** Listed records follows **
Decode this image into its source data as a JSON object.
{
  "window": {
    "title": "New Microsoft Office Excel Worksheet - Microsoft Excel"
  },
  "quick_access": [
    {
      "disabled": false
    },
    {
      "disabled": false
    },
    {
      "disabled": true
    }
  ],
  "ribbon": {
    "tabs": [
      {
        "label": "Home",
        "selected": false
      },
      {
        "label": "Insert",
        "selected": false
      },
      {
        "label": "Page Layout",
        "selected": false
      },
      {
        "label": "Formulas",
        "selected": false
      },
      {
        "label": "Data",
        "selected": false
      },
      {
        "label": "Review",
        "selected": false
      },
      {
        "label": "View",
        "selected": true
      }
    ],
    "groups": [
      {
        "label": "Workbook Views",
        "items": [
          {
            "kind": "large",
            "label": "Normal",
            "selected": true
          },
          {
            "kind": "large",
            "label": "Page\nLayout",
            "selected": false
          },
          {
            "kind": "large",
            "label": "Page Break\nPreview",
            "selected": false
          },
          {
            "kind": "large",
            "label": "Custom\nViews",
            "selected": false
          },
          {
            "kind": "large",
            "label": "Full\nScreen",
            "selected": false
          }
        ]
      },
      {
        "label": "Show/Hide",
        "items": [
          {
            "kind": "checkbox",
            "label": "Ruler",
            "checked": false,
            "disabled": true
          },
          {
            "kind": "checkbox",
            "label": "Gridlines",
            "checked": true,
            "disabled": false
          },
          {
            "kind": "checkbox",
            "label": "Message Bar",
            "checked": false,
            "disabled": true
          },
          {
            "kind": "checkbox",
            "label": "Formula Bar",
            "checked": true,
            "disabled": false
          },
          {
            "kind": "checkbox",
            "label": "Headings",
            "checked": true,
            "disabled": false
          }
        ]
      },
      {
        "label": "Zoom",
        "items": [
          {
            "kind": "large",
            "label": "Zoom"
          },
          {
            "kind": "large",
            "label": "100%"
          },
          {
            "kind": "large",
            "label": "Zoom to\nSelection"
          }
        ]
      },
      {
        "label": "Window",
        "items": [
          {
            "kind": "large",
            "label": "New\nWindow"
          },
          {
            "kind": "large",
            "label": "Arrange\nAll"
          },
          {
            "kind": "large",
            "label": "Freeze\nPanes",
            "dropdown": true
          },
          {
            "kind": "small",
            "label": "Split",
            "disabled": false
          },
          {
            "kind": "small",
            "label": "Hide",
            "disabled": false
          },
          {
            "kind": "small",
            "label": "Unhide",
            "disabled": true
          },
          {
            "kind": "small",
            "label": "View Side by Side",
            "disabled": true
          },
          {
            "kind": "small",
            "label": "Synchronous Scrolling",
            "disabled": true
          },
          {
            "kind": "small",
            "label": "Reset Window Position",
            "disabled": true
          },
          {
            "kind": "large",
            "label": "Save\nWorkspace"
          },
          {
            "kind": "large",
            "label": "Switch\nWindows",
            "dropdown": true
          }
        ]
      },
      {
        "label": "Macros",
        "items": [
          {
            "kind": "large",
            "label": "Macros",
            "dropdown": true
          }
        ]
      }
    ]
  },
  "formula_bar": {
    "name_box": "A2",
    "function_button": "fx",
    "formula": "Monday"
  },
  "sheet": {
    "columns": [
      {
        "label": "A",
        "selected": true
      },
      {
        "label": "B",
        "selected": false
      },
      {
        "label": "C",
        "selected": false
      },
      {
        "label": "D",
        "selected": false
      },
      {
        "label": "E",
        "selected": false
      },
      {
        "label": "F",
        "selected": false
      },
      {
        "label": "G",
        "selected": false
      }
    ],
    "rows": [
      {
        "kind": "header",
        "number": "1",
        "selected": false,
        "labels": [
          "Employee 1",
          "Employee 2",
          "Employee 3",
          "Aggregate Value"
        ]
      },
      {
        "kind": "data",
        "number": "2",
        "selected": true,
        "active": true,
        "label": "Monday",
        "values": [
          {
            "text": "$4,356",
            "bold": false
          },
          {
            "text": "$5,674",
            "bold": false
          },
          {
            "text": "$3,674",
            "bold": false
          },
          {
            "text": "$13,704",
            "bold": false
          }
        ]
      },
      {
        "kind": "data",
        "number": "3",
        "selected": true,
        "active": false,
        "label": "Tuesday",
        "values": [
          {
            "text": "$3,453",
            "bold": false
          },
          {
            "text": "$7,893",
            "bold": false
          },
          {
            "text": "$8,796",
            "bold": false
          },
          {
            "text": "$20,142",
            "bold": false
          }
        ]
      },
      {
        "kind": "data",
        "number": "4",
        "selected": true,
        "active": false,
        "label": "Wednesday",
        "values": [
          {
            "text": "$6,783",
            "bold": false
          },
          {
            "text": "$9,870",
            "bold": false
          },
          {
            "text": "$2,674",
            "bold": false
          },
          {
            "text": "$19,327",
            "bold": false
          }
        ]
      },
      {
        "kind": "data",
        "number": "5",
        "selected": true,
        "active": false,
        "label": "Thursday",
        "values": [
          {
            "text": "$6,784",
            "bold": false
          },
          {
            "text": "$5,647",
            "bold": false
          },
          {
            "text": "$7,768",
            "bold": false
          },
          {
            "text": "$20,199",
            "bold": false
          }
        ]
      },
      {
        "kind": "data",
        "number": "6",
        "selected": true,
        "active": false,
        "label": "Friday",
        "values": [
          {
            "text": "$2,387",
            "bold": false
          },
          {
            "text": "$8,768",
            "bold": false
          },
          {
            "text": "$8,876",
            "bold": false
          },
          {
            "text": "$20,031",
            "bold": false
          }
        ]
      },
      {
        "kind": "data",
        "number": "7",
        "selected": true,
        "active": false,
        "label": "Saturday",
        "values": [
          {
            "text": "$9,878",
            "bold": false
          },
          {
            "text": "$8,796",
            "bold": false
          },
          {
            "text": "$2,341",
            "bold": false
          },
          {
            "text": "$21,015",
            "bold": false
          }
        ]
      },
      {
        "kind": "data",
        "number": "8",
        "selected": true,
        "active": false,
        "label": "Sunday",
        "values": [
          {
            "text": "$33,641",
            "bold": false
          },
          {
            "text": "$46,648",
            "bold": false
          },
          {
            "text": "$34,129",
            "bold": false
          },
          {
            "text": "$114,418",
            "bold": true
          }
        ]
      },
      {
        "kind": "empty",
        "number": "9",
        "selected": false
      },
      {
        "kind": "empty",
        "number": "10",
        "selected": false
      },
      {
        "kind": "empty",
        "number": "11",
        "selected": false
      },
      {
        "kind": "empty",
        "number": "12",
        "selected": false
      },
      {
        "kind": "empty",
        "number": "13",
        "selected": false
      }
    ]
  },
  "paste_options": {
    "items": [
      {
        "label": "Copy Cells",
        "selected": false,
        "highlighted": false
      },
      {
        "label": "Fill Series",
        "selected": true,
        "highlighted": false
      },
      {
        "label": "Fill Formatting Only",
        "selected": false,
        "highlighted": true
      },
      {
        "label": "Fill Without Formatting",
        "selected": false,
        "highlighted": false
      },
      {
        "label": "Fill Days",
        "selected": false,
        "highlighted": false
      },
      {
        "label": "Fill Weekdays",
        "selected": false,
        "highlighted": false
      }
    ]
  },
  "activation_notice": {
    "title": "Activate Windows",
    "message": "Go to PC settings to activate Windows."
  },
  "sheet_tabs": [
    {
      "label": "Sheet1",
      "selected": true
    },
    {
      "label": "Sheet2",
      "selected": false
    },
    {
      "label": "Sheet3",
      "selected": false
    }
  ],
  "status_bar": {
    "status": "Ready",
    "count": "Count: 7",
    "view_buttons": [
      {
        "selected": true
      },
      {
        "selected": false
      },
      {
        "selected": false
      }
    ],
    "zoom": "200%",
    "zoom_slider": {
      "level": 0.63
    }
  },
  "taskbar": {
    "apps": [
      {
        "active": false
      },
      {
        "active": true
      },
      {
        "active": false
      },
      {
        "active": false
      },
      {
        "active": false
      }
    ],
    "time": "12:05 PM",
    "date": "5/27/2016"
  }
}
** End of Listed records **
(What the task asks): Working through the data above, find every line holding "title" and copy it.

(Response area):
    "title": "New Microsoft Office Excel Worksheet - Microsoft Excel"
    "title": "Activate Windows",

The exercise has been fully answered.